Extracted data entries
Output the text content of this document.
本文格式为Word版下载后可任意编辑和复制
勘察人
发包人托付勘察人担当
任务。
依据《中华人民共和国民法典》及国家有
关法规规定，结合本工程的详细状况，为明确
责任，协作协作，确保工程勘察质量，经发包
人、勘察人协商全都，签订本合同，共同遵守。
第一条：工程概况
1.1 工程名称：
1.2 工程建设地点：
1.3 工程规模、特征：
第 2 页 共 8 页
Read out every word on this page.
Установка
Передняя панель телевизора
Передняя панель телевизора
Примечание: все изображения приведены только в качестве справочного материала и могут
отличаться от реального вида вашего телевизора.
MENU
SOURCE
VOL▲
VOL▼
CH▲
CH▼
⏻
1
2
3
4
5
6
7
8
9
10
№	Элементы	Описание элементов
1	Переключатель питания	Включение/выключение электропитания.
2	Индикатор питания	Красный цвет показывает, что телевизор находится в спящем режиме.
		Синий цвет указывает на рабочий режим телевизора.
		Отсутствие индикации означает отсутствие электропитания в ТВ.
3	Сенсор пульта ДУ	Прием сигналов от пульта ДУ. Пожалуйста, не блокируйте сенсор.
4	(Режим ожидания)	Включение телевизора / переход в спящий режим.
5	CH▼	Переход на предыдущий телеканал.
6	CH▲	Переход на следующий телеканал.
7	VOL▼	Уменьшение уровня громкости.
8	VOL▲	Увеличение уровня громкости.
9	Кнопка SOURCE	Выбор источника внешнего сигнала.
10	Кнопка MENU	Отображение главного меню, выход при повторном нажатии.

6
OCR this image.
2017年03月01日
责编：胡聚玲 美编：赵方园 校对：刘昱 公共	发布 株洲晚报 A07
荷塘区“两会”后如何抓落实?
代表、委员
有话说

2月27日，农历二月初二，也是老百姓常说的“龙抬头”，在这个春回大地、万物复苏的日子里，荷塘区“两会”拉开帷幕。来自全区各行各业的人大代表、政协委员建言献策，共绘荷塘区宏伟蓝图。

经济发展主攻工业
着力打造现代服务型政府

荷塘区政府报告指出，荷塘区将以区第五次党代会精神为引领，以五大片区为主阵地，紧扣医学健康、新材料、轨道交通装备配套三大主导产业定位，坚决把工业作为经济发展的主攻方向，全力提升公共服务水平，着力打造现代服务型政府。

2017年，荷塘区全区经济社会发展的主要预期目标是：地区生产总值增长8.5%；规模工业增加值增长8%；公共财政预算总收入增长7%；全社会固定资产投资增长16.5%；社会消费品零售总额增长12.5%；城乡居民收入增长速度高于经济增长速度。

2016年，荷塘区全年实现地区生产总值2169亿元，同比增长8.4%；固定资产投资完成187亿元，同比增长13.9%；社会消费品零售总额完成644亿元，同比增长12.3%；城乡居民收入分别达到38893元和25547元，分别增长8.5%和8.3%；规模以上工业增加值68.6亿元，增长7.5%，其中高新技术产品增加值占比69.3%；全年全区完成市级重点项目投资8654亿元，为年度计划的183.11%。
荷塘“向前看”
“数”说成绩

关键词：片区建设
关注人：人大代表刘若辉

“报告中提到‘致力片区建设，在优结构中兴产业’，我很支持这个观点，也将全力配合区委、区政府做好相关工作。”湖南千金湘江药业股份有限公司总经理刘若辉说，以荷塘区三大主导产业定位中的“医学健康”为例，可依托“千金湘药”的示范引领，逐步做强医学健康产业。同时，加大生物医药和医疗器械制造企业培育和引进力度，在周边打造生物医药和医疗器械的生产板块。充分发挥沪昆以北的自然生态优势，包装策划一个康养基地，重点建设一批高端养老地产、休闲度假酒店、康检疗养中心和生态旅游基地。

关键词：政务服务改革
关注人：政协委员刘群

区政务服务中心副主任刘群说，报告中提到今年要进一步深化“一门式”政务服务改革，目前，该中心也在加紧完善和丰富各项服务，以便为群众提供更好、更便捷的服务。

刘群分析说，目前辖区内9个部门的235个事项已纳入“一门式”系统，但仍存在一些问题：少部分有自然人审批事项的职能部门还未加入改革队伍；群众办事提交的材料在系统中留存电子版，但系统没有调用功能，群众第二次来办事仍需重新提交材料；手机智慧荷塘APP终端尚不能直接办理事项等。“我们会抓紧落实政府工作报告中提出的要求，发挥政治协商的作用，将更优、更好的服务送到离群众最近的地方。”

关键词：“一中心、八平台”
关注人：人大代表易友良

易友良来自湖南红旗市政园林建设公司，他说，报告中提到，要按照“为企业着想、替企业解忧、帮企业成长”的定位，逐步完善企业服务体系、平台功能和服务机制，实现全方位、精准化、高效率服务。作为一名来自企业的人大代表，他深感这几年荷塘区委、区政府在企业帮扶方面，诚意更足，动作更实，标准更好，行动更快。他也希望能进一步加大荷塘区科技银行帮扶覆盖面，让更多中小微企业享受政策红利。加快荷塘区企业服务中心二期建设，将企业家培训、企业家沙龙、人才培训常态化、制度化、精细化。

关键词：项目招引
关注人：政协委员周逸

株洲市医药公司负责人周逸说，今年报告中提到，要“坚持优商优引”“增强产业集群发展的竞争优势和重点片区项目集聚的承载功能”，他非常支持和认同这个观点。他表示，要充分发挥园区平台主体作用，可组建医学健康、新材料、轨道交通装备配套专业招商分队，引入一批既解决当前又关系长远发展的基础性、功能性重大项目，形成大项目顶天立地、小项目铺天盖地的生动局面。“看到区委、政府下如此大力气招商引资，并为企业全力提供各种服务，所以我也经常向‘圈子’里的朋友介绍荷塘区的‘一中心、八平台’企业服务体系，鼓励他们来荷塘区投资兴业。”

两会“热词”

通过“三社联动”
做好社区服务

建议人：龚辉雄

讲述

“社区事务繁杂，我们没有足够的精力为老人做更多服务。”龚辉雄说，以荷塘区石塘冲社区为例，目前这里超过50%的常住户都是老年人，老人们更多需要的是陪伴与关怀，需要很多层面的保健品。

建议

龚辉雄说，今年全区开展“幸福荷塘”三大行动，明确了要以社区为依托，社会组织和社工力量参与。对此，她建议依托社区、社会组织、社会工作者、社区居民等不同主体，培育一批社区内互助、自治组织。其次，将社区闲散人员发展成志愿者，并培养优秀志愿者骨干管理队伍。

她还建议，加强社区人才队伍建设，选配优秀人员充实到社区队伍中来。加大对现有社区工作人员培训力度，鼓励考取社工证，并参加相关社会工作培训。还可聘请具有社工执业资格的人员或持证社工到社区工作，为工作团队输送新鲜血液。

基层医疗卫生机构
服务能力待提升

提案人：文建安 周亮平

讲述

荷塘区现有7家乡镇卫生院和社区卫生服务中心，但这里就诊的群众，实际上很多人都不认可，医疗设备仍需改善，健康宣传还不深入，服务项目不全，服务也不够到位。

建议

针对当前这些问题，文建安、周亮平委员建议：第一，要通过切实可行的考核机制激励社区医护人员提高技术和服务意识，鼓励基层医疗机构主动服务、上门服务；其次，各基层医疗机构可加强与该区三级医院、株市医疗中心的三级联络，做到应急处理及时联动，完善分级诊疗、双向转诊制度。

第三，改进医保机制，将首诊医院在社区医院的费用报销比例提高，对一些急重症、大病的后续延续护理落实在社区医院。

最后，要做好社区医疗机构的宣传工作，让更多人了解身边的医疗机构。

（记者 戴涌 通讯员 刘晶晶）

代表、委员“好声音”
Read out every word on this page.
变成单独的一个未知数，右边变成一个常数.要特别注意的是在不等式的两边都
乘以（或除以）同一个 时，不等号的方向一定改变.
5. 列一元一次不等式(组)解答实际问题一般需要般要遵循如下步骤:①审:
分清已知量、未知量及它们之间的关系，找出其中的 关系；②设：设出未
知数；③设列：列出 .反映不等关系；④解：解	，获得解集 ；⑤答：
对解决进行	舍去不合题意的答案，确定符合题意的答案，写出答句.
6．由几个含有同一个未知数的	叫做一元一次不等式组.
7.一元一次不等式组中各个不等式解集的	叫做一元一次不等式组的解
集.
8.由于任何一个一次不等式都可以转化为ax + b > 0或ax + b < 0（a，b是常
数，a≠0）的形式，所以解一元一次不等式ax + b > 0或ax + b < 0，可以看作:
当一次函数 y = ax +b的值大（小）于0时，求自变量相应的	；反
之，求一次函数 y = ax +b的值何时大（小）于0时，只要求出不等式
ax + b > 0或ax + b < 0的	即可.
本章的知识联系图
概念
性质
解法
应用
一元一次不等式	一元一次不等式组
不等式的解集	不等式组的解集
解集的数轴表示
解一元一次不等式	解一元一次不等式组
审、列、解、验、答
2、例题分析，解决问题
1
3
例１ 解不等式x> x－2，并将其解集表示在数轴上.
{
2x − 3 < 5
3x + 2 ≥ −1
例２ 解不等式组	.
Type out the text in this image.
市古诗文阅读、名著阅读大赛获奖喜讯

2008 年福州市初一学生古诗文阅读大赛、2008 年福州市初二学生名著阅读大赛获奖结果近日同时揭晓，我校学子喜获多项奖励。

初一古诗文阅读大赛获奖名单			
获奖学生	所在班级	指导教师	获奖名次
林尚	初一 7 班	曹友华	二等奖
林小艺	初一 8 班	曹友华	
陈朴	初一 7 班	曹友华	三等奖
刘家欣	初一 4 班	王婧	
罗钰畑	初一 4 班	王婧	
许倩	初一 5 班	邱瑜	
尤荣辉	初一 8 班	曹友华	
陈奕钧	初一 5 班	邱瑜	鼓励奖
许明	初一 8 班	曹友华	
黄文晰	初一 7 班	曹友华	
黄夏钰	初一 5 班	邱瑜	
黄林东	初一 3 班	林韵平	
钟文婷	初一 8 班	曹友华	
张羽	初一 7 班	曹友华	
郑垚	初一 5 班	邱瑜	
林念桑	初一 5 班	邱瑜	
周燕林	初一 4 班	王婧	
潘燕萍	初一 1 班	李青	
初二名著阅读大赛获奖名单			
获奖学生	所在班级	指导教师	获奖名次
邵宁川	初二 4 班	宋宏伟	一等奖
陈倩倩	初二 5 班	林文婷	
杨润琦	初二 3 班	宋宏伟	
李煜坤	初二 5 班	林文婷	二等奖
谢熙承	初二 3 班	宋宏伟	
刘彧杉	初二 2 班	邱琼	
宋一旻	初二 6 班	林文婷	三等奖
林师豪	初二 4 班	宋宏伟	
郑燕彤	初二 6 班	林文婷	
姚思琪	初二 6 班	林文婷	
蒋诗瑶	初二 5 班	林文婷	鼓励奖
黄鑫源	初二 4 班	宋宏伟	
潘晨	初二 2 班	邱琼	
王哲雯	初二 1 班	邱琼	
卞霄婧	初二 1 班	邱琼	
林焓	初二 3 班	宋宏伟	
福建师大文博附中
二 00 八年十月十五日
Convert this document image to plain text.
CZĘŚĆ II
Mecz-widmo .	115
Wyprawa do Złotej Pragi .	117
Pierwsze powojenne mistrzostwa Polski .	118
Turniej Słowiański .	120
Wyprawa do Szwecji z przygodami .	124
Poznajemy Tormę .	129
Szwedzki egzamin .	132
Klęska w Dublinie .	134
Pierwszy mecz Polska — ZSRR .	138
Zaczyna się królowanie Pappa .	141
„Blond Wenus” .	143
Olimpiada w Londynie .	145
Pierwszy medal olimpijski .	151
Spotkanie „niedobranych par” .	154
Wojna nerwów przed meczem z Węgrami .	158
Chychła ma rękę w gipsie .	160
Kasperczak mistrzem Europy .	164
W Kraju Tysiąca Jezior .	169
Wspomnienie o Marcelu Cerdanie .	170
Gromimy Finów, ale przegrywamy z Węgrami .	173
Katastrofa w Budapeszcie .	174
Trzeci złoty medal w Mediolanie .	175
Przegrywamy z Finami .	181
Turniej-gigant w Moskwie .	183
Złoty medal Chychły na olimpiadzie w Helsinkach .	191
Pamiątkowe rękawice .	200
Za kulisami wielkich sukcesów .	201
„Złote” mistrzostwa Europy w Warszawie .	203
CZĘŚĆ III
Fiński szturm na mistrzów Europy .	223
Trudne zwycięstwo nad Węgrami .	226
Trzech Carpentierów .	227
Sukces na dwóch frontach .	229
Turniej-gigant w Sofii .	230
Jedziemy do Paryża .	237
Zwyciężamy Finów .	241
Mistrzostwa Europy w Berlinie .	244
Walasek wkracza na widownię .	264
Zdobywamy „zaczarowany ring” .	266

Task to carry out: From the records above, pull out each line that has "着力打造现代服务型政府".

The response:
着力打造现代服务型政府
荷塘区政府报告指出，荷塘区将以区第五次党代会精神为引领，以五大片区为主阵地，紧扣医学健康、新材料、轨道交通装备配套三大主导产业定位，坚决把工业作为经济发展的主攻方向，全力提升公共服务水平，着力打造现代服务型政府。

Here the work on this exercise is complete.